#### [RECORD SET]
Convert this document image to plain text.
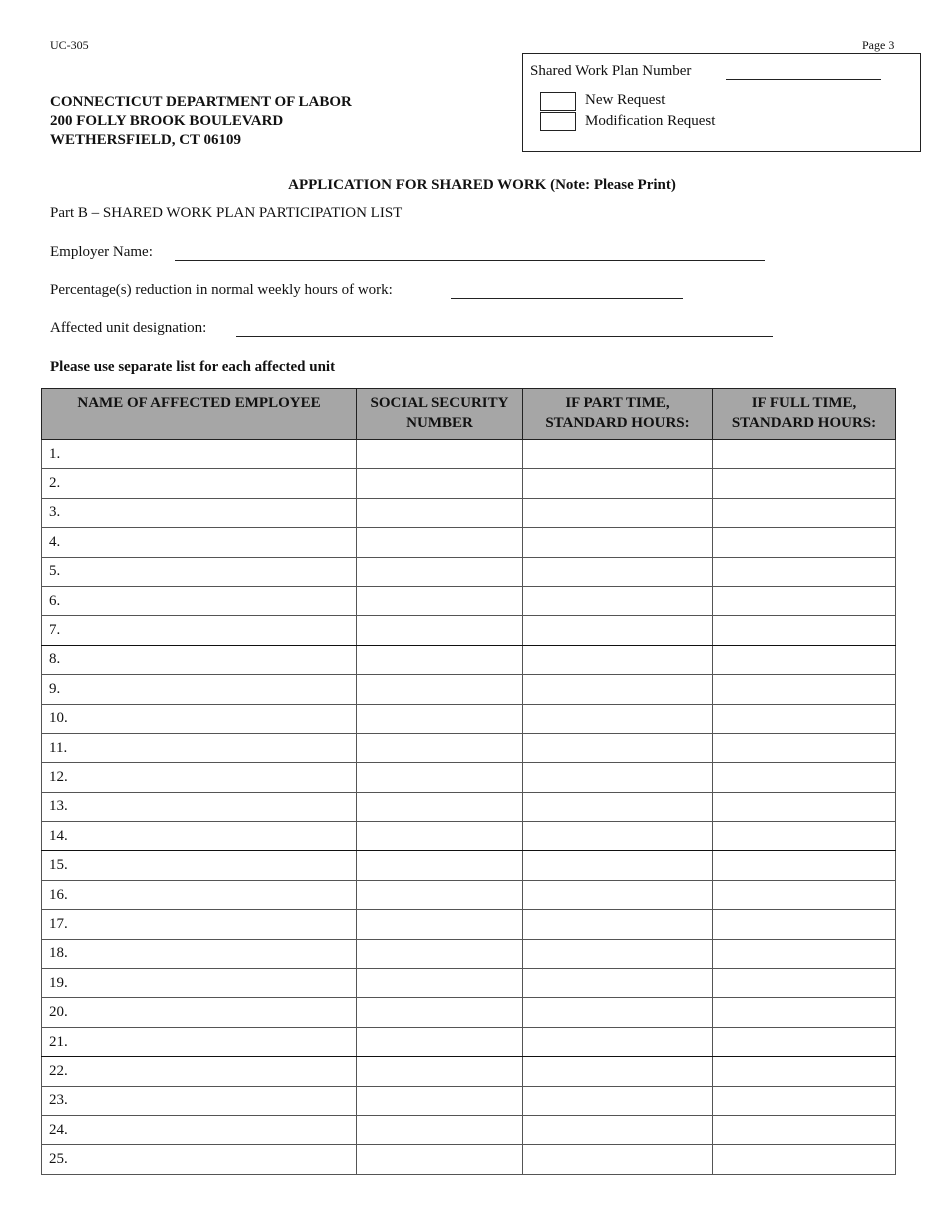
UC-305	Page 3
Shared Work Plan Number
New Request
Modification Request
CONNECTICUT DEPARTMENT OF LABOR
200 FOLLY BROOK BOULEVARD
WETHERSFIELD, CT 06109
APPLICATION FOR SHARED WORK (Note: Please Print)
Part B – SHARED WORK PLAN PARTICIPATION LIST
Employer Name:
Percentage(s) reduction in normal weekly hours of work:
Affected unit designation:
Please use separate list for each affected unit
NAME OF AFFECTED EMPLOYEE	SOCIAL SECURITY NUMBER	IF PART TIME, STANDARD HOURS:	IF FULL TIME, STANDARD HOURS:
1.			
2.			
3.			
4.			
5.			
6.			
7.			
8.			
9.			
10.			
11.			
12.			
13.			
14.			
15.			
16.			
17.			
18.			
19.			
20.			
21.			
22.			
23.			
24.			
25.			
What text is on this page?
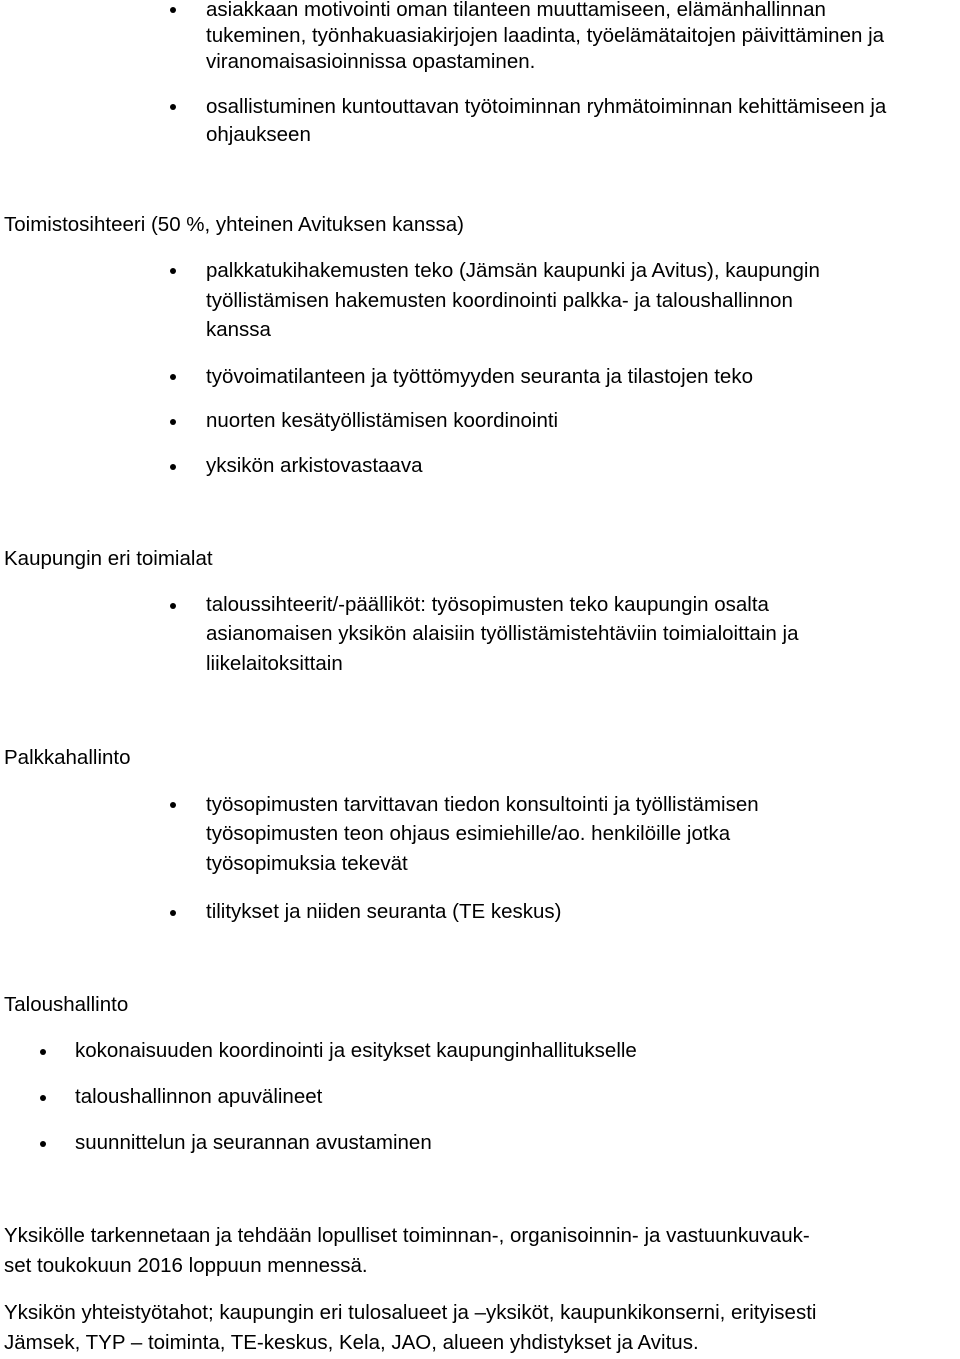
asiakkaan motivointi oman tilanteen muuttamiseen, elämänhallinnan
tukeminen, työnhakuasiakirjojen laadinta, työelämätaitojen päivittäminen ja
viranomaisasioinnissa opastaminen.
osallistuminen kuntouttavan työtoiminnan ryhmätoiminnan kehittämiseen ja
ohjaukseen
Toimistosihteeri (50 %, yhteinen Avituksen kanssa)
palkkatukihakemusten teko (Jämsän kaupunki ja Avitus), kaupungin
työllistämisen hakemusten koordinointi palkka- ja taloushallinnon
kanssa
työvoimatilanteen ja työttömyyden seuranta ja tilastojen teko
nuorten kesätyöllistämisen koordinointi
yksikön arkistovastaava
Kaupungin eri toimialat
taloussihteerit/-päälliköt: työsopimusten teko kaupungin osalta
asianomaisen yksikön alaisiin työllistämistehtäviin toimialoittain ja
liikelaitoksittain
Palkkahallinto
työsopimusten tarvittavan tiedon konsultointi ja työllistämisen
työsopimusten teon ohjaus esimiehille/ao. henkilöille jotka
työsopimuksia tekevät
tilitykset ja niiden seuranta (TE keskus)
Taloushallinto
kokonaisuuden koordinointi ja esitykset kaupunginhallitukselle
taloushallinnon apuvälineet
suunnittelun ja seurannan avustaminen
Yksikölle tarkennetaan ja tehdään lopulliset toiminnan-, organisoinnin- ja vastuunkuvauk-
set toukokuun 2016 loppuun mennessä.
Yksikön yhteistyötahot; kaupungin eri tulosalueet ja –yksiköt, kaupunkikonserni, erityisesti
Jämsek, TYP – toiminta, TE-keskus, Kela, JAO, alueen yhdistykset ja Avitus.
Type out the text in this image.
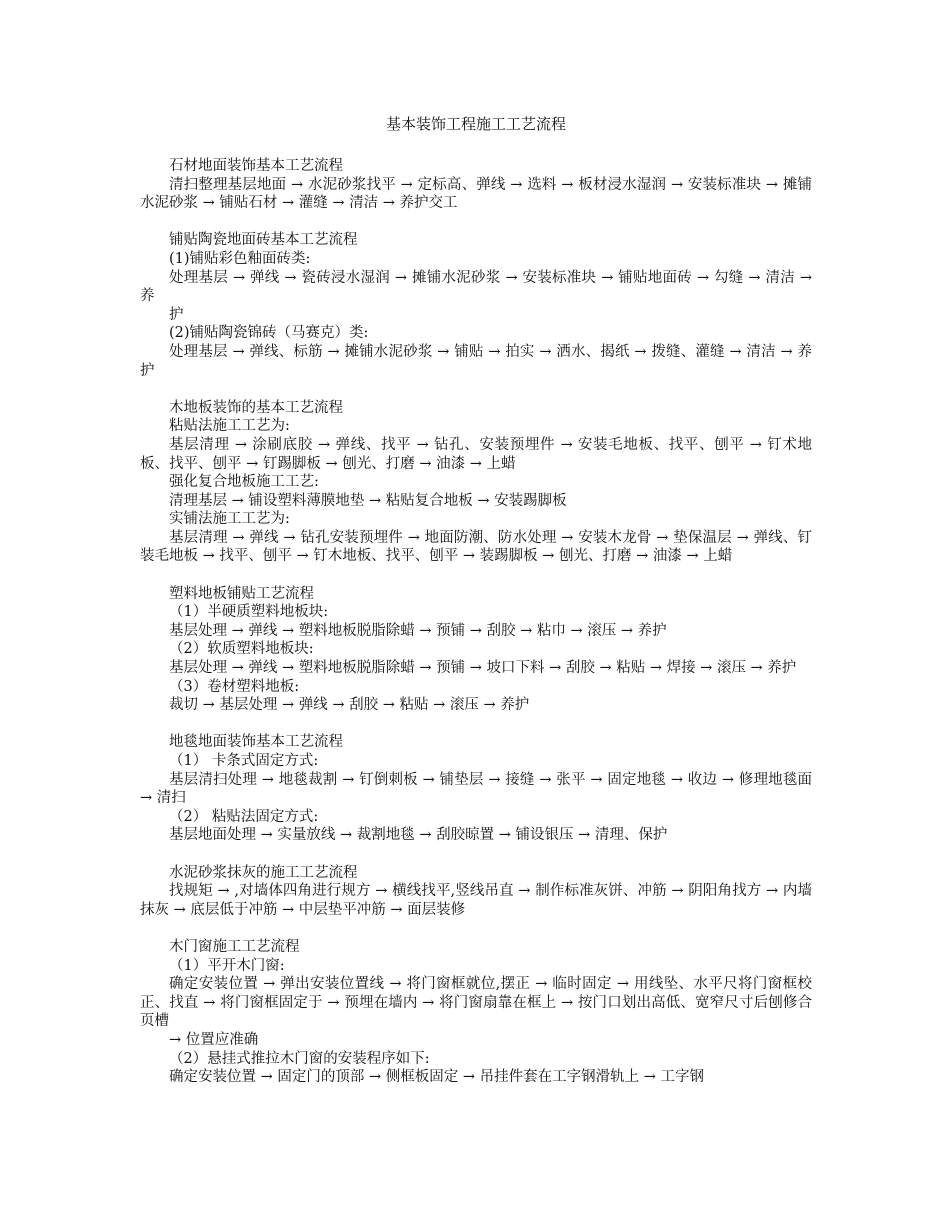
基本装饰工程施工工艺流程

石材地面装饰基本工艺流程

清扫整理基层地面 → 水泥砂浆找平 → 定标高、弹线 → 选料 → 板材浸水湿润 → 安装标准块 → 摊铺水泥砂浆 → 铺贴石材 → 灌缝 → 清洁 → 养护交工

铺贴陶瓷地面砖基本工艺流程

(1)铺贴彩色釉面砖类:

处理基层 → 弹线 → 瓷砖浸水湿润 → 摊铺水泥砂浆 → 安装标准块 → 铺贴地面砖 → 勾缝 → 清洁 → 养

护

(2)铺贴陶瓷锦砖（马赛克）类:

处理基层 → 弹线、标筋 → 摊铺水泥砂浆 → 铺贴 → 拍实 → 洒水、揭纸 → 拨缝、灌缝 → 清洁 → 养护

木地板装饰的基本工艺流程

粘贴法施工工艺为:

基层清理 → 涂刷底胶 → 弹线、找平 → 钻孔、安装预埋件 → 安装毛地板、找平、刨平 → 钉术地板、找平、刨平 → 钉踢脚板 → 刨光、打磨 → 油漆 → 上蜡

强化复合地板施工工艺:

清理基层 → 铺设塑料薄膜地垫 → 粘贴复合地板 → 安装踢脚板

实铺法施工工艺为:

基层清理 → 弹线 → 钻孔安装预埋件 → 地面防潮、防水处理 → 安装木龙骨 → 垫保温层 → 弹线、钉装毛地板 → 找平、刨平 → 钉木地板、找平、刨平 → 装踢脚板 → 刨光、打磨 → 油漆 → 上蜡

塑料地板铺贴工艺流程

（1）半硬质塑料地板块:

基层处理 → 弹线 → 塑料地板脱脂除蜡 → 预铺 → 刮胶 → 粘巾 → 滚压 → 养护

（2）软质塑料地板块:

基层处理 → 弹线 → 塑料地板脱脂除蜡 → 预铺 → 坡口下料 → 刮胶 → 粘贴 → 焊接 → 滚压 → 养护

（3）卷材塑料地板:

裁切 → 基层处理 → 弹线 → 刮胶 → 粘贴 → 滚压 → 养护

地毯地面装饰基本工艺流程

（1） 卡条式固定方式:

基层清扫处理 → 地毯裁割 → 钉倒刺板 → 铺垫层 → 接缝 → 张平 → 固定地毯 → 收边 → 修理地毯面 → 清扫

（2） 粘贴法固定方式:

基层地面处理 → 实量放线 → 裁割地毯 → 刮胶晾置 → 铺设银压 → 清理、保护

水泥砂浆抹灰的施工工艺流程

找规矩 → ,对墙体四角进行规方 → 横线找平,竖线吊直 → 制作标准灰饼、冲筋 → 阴阳角找方 → 内墙抹灰 → 底层低于冲筋 → 中层垫平冲筋 → 面层装修

木门窗施工工艺流程

（1）平开木门窗:

确定安装位置 → 弹出安装位置线 → 将门窗框就位,摆正 → 临时固定 → 用线坠、水平尺将门窗框校正、找直 → 将门窗框固定于 → 预埋在墙内 → 将门窗扇靠在框上 → 按门口划出高低、宽窄尺寸后刨修合页槽

→ 位置应准确

（2）悬挂式推拉木门窗的安装程序如下:

确定安装位置 → 固定门的顶部 → 侧框板固定 → 吊挂件套在工字钢滑轨上 → 工字钢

#### [THE PROBLEM]
Without the pictures, reproduce every line of the records above exactly.

#### [TASK ANSWER]
Convert this document image to plain text.
UC-305	Page 3
Shared Work Plan Number
New Request
Modification Request
CONNECTICUT DEPARTMENT OF LABOR
200 FOLLY BROOK BOULEVARD
WETHERSFIELD, CT 06109
APPLICATION FOR SHARED WORK (Note: Please Print)
Part B – SHARED WORK PLAN PARTICIPATION LIST
Employer Name:
Percentage(s) reduction in normal weekly hours of work:
Affected unit designation:
Please use separate list for each affected unit
NAME OF AFFECTED EMPLOYEE	SOCIAL SECURITY NUMBER	IF PART TIME, STANDARD HOURS:	IF FULL TIME, STANDARD HOURS:
1.			
2.			
3.			
4.			
5.			
6.			
7.			
8.			
9.			
10.			
11.			
12.			
13.			
14.			
15.			
16.			
17.			
18.			
19.			
20.			
21.			
22.			
23.			
24.			
25.			
What text is on this page?
asiakkaan motivointi oman tilanteen muuttamiseen, elämänhallinnan
tukeminen, työnhakuasiakirjojen laadinta, työelämätaitojen päivittäminen ja
viranomaisasioinnissa opastaminen.
osallistuminen kuntouttavan työtoiminnan ryhmätoiminnan kehittämiseen ja
ohjaukseen
Toimistosihteeri (50 %, yhteinen Avituksen kanssa)
palkkatukihakemusten teko (Jämsän kaupunki ja Avitus), kaupungin
työllistämisen hakemusten koordinointi palkka- ja taloushallinnon
kanssa
työvoimatilanteen ja työttömyyden seuranta ja tilastojen teko
nuorten kesätyöllistämisen koordinointi
yksikön arkistovastaava
Kaupungin eri toimialat
taloussihteerit/-päälliköt: työsopimusten teko kaupungin osalta
asianomaisen yksikön alaisiin työllistämistehtäviin toimialoittain ja
liikelaitoksittain
Palkkahallinto
työsopimusten tarvittavan tiedon konsultointi ja työllistämisen
työsopimusten teon ohjaus esimiehille/ao. henkilöille jotka
työsopimuksia tekevät
tilitykset ja niiden seuranta (TE keskus)
Taloushallinto
kokonaisuuden koordinointi ja esitykset kaupunginhallitukselle
taloushallinnon apuvälineet
suunnittelun ja seurannan avustaminen
Yksikölle tarkennetaan ja tehdään lopulliset toiminnan-, organisoinnin- ja vastuunkuvauk-
set toukokuun 2016 loppuun mennessä.
Yksikön yhteistyötahot; kaupungin eri tulosalueet ja –yksiköt, kaupunkikonserni, erityisesti
Jämsek, TYP – toiminta, TE-keskus, Kela, JAO, alueen yhdistykset ja Avitus.
Type out the text in this image.
基本装饰工程施工工艺流程

石材地面装饰基本工艺流程

清扫整理基层地面 → 水泥砂浆找平 → 定标高、弹线 → 选料 → 板材浸水湿润 → 安装标准块 → 摊铺水泥砂浆 → 铺贴石材 → 灌缝 → 清洁 → 养护交工

铺贴陶瓷地面砖基本工艺流程

(1)铺贴彩色釉面砖类:

处理基层 → 弹线 → 瓷砖浸水湿润 → 摊铺水泥砂浆 → 安装标准块 → 铺贴地面砖 → 勾缝 → 清洁 → 养

护

(2)铺贴陶瓷锦砖（马赛克）类:

处理基层 → 弹线、标筋 → 摊铺水泥砂浆 → 铺贴 → 拍实 → 洒水、揭纸 → 拨缝、灌缝 → 清洁 → 养护

木地板装饰的基本工艺流程

粘贴法施工工艺为:

基层清理 → 涂刷底胶 → 弹线、找平 → 钻孔、安装预埋件 → 安装毛地板、找平、刨平 → 钉术地板、找平、刨平 → 钉踢脚板 → 刨光、打磨 → 油漆 → 上蜡

强化复合地板施工工艺:

清理基层 → 铺设塑料薄膜地垫 → 粘贴复合地板 → 安装踢脚板

实铺法施工工艺为:

基层清理 → 弹线 → 钻孔安装预埋件 → 地面防潮、防水处理 → 安装木龙骨 → 垫保温层 → 弹线、钉装毛地板 → 找平、刨平 → 钉木地板、找平、刨平 → 装踢脚板 → 刨光、打磨 → 油漆 → 上蜡

塑料地板铺贴工艺流程

（1）半硬质塑料地板块:

基层处理 → 弹线 → 塑料地板脱脂除蜡 → 预铺 → 刮胶 → 粘巾 → 滚压 → 养护

（2）软质塑料地板块:

基层处理 → 弹线 → 塑料地板脱脂除蜡 → 预铺 → 坡口下料 → 刮胶 → 粘贴 → 焊接 → 滚压 → 养护

（3）卷材塑料地板:

裁切 → 基层处理 → 弹线 → 刮胶 → 粘贴 → 滚压 → 养护

地毯地面装饰基本工艺流程

（1） 卡条式固定方式:

基层清扫处理 → 地毯裁割 → 钉倒刺板 → 铺垫层 → 接缝 → 张平 → 固定地毯 → 收边 → 修理地毯面 → 清扫

（2） 粘贴法固定方式:

基层地面处理 → 实量放线 → 裁割地毯 → 刮胶晾置 → 铺设银压 → 清理、保护

水泥砂浆抹灰的施工工艺流程

找规矩 → ,对墙体四角进行规方 → 横线找平,竖线吊直 → 制作标准灰饼、冲筋 → 阴阳角找方 → 内墙抹灰 → 底层低于冲筋 → 中层垫平冲筋 → 面层装修

木门窗施工工艺流程

（1）平开木门窗:

确定安装位置 → 弹出安装位置线 → 将门窗框就位,摆正 → 临时固定 → 用线坠、水平尺将门窗框校正、找直 → 将门窗框固定于 → 预埋在墙内 → 将门窗扇靠在框上 → 按门口划出高低、宽窄尺寸后刨修合页槽

→ 位置应准确

（2）悬挂式推拉木门窗的安装程序如下:

确定安装位置 → 固定门的顶部 → 侧框板固定 → 吊挂件套在工字钢滑轨上 → 工字钢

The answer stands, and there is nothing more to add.